_GIVEN EXERCISE_:
Return a copy of each line that holds the string "oorlog".

*****

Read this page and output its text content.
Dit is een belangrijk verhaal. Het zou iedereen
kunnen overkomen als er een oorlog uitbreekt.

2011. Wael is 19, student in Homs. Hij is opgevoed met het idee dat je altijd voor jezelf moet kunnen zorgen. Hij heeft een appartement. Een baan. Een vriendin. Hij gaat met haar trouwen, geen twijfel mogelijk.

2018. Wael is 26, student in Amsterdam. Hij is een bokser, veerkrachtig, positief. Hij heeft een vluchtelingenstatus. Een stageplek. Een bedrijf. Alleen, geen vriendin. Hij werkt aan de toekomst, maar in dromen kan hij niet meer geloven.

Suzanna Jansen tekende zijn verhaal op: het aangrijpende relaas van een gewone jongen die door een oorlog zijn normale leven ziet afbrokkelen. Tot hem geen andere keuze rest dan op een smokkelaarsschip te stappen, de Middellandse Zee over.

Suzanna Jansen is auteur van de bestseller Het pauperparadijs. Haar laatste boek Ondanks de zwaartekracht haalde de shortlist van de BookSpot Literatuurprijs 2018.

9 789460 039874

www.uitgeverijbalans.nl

*****

_RESPONSE_:
kunnen overkomen als er een oorlog uitbreekt.
Suzanna Jansen tekende zijn verhaal op: het aangrijpende relaas van een gewone jongen die door een oorlog zijn normale leven ziet afbrokkelen. Tot hem geen andere keuze rest dan op een smokkelaarsschip te stappen, de Middellandse Zee over.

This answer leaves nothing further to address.